§ Dataset excerpts:
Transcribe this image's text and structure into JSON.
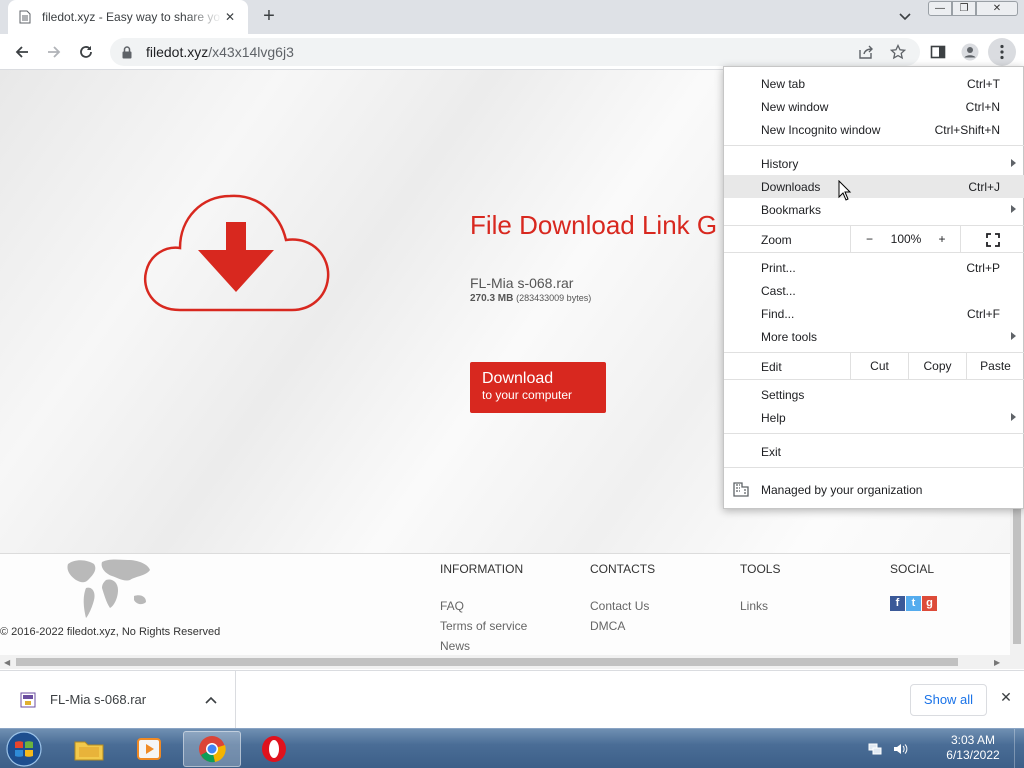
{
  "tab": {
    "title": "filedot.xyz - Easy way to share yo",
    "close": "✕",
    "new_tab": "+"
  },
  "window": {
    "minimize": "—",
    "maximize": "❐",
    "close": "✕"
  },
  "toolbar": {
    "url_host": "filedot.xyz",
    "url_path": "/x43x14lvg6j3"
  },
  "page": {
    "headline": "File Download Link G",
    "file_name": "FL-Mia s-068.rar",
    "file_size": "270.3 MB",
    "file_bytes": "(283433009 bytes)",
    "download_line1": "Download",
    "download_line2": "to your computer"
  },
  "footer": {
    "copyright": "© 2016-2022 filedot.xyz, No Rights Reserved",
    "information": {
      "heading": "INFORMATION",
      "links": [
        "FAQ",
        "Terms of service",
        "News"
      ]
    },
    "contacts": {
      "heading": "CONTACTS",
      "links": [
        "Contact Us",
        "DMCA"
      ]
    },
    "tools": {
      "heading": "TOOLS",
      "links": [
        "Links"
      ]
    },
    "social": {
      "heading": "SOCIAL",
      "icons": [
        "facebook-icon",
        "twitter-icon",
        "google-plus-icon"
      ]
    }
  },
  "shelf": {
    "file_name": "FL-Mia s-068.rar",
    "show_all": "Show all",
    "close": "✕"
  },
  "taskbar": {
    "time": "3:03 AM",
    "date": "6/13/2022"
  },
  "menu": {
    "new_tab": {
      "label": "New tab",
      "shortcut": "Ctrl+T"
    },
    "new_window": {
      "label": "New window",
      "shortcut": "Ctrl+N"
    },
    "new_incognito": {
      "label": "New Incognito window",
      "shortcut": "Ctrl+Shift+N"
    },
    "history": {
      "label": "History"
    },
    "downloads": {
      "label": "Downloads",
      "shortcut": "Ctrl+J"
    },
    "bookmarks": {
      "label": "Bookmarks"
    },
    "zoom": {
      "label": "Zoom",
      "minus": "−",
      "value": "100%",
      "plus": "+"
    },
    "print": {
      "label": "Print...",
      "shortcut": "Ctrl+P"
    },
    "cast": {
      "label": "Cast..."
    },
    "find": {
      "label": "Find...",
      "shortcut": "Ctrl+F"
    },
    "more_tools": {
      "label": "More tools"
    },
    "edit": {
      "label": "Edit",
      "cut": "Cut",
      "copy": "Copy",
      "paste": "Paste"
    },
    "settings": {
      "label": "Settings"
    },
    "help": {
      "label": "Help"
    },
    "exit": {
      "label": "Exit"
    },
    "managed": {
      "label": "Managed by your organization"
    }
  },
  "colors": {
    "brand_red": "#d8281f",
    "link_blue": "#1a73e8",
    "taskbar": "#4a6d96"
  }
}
---
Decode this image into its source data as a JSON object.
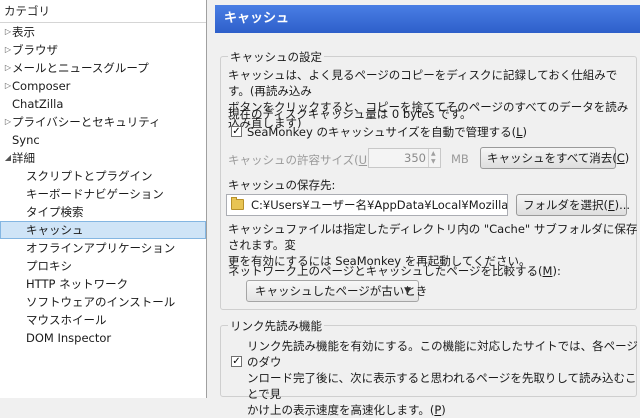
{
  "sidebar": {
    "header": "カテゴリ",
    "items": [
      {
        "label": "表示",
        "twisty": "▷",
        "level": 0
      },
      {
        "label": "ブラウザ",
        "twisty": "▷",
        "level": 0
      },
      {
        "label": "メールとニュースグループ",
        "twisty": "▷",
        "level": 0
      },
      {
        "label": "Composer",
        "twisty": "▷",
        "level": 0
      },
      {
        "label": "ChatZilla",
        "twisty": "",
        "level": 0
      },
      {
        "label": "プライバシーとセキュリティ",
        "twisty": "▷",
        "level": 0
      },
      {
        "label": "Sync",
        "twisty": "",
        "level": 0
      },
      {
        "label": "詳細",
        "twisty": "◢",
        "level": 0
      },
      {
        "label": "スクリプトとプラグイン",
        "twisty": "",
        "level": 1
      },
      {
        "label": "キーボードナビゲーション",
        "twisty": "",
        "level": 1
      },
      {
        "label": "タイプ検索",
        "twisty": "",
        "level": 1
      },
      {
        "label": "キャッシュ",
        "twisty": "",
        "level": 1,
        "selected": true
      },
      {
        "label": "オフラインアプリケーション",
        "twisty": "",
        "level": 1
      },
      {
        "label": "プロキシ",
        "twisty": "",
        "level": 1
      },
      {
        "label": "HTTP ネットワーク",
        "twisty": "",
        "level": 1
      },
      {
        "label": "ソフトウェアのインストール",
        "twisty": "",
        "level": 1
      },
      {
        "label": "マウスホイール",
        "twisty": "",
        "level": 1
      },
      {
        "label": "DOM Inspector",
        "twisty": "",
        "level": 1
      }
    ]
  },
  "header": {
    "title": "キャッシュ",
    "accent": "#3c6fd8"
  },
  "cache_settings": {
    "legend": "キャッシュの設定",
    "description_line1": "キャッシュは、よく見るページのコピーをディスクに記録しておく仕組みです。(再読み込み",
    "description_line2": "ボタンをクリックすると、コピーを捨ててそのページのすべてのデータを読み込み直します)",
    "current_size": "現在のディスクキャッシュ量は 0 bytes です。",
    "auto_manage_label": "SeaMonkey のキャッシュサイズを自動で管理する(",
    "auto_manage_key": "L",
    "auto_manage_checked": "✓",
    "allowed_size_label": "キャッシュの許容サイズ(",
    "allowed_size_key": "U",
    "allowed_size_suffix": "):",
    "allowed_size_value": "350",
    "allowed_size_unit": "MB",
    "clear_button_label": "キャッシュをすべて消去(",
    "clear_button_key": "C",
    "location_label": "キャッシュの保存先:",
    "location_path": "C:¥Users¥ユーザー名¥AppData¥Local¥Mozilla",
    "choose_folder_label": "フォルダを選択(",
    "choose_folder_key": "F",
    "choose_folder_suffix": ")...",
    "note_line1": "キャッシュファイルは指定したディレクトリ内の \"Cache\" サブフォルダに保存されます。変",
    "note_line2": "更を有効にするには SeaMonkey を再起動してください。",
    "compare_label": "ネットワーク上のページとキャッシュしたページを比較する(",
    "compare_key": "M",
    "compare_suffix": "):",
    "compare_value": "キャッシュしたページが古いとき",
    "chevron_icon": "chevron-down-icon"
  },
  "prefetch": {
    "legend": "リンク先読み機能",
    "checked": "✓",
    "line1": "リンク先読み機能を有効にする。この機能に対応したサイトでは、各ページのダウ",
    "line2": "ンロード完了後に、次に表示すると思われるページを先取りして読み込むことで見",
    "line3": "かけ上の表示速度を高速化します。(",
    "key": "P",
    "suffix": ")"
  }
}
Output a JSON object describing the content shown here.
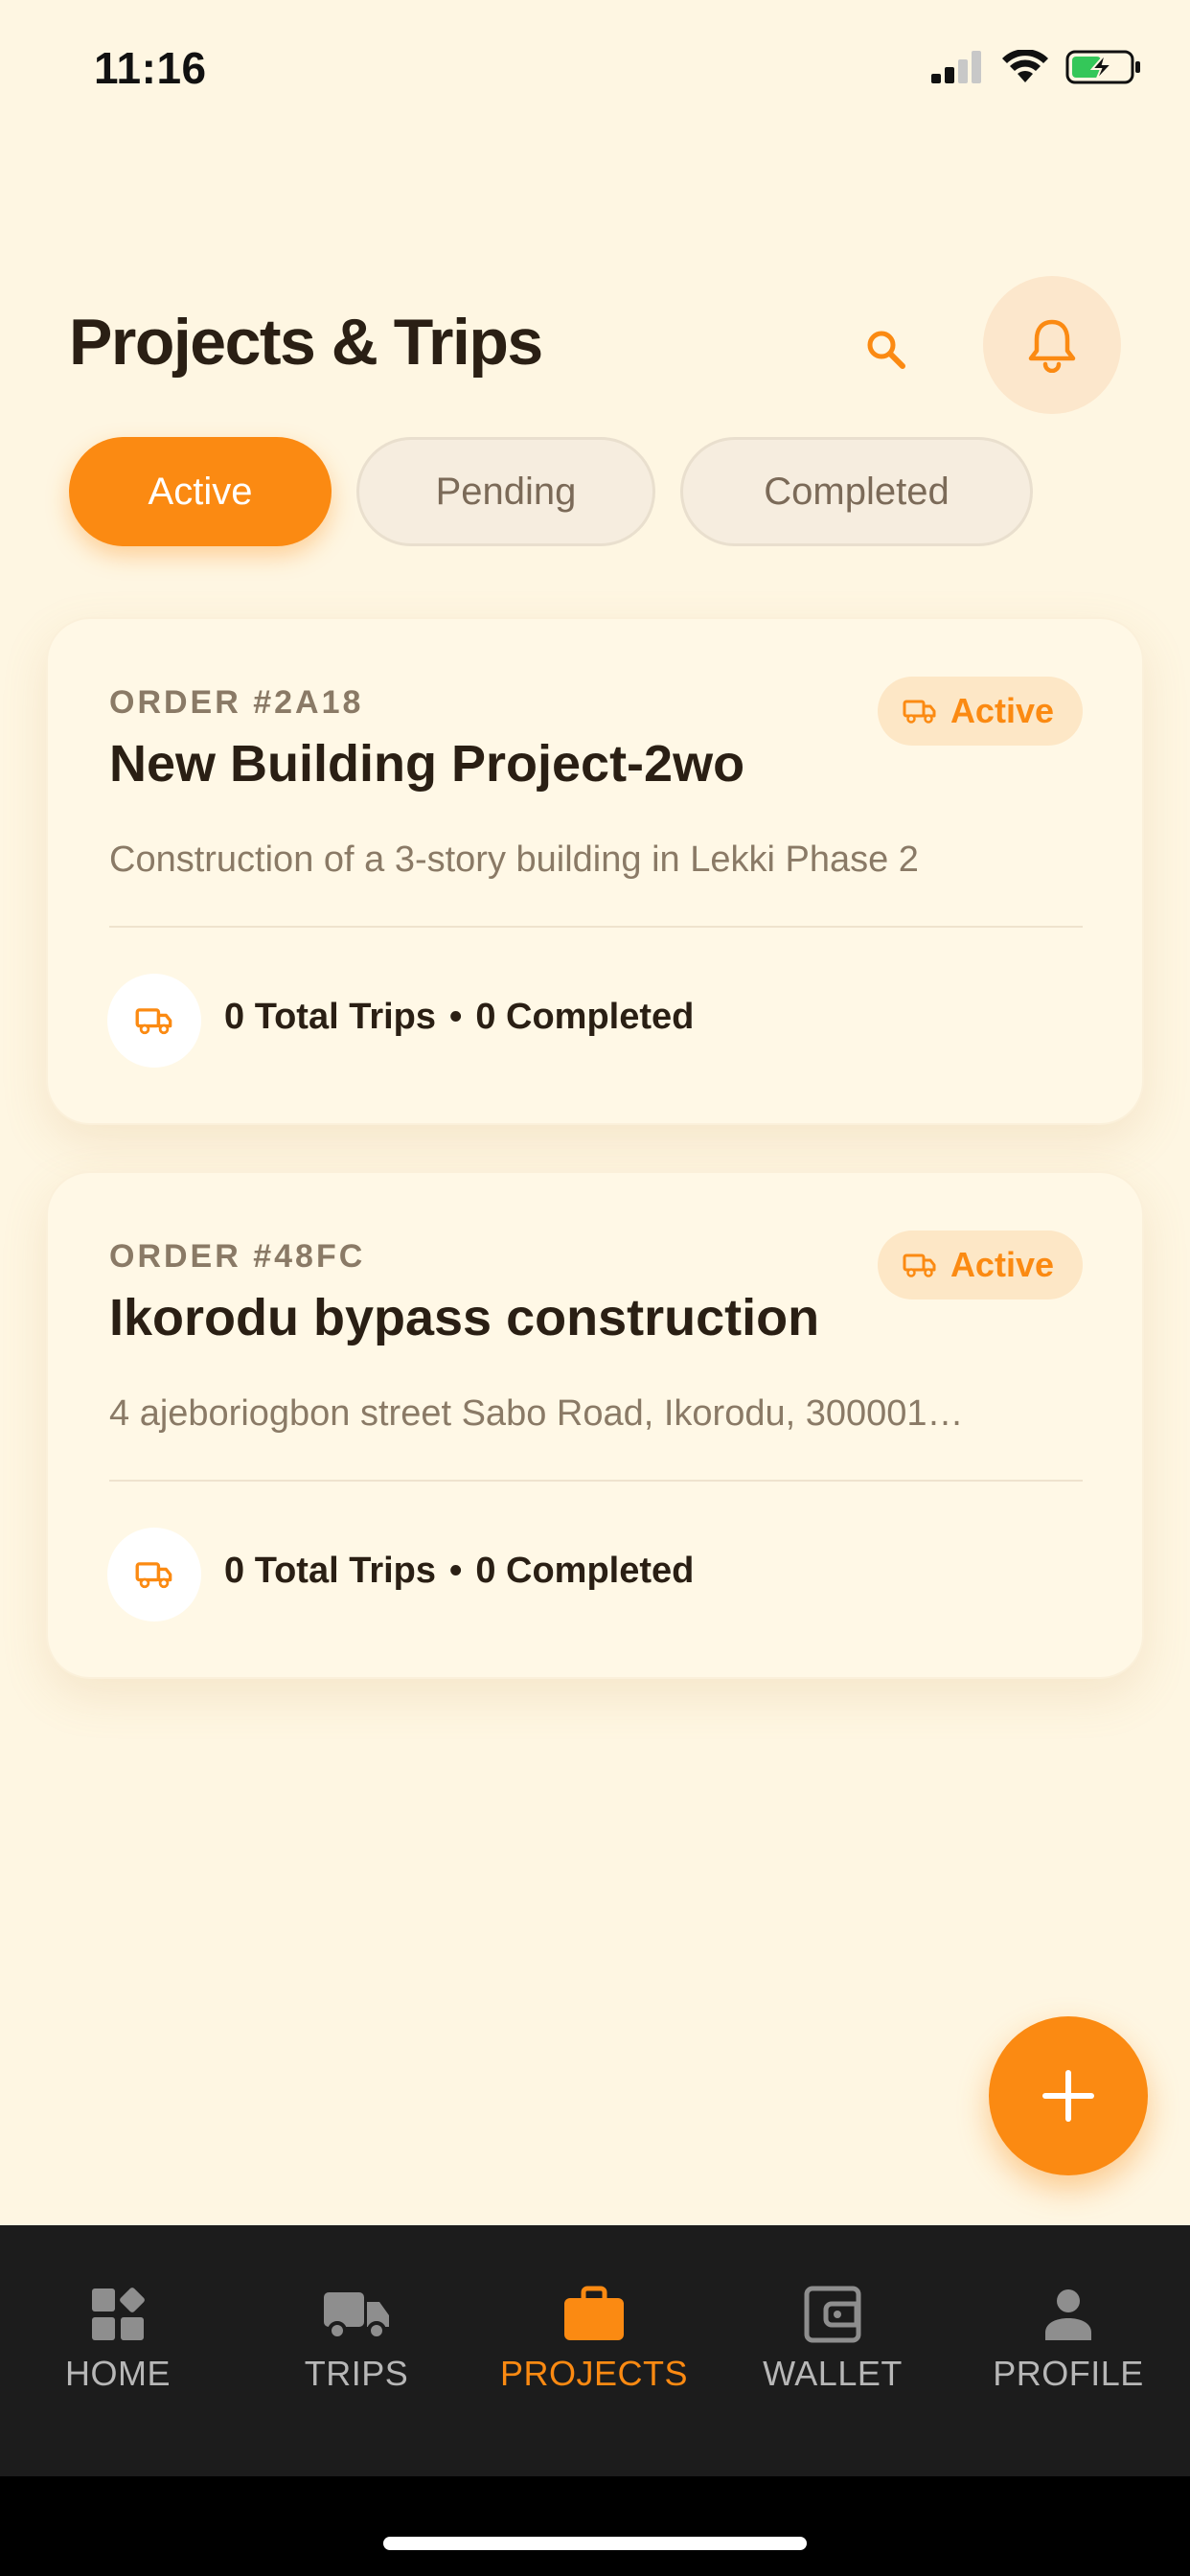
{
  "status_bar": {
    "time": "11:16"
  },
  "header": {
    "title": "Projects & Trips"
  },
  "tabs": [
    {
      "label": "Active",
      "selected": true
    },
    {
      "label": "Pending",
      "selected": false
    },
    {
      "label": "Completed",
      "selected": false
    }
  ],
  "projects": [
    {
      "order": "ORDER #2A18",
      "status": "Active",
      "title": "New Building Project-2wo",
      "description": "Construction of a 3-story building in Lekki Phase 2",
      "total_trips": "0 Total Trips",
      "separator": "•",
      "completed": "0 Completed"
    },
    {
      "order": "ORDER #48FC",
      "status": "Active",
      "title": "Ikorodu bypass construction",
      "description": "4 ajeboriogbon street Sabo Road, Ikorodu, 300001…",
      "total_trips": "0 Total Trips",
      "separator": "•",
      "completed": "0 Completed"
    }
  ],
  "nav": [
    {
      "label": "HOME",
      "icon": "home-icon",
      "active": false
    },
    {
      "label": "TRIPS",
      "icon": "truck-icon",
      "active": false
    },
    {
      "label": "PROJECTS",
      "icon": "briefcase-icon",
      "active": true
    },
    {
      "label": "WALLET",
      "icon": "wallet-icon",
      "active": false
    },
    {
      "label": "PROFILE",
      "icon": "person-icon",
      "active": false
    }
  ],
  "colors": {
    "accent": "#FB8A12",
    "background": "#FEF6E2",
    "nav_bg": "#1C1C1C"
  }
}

§ Exercise details:
Pull out every line of the records that includes the string "JSON".

§ Output below:
Transcribe this image's text and structure into JSON.
Decode this image into its source data as a JSON object.
Output a JSON object describing the content shown here.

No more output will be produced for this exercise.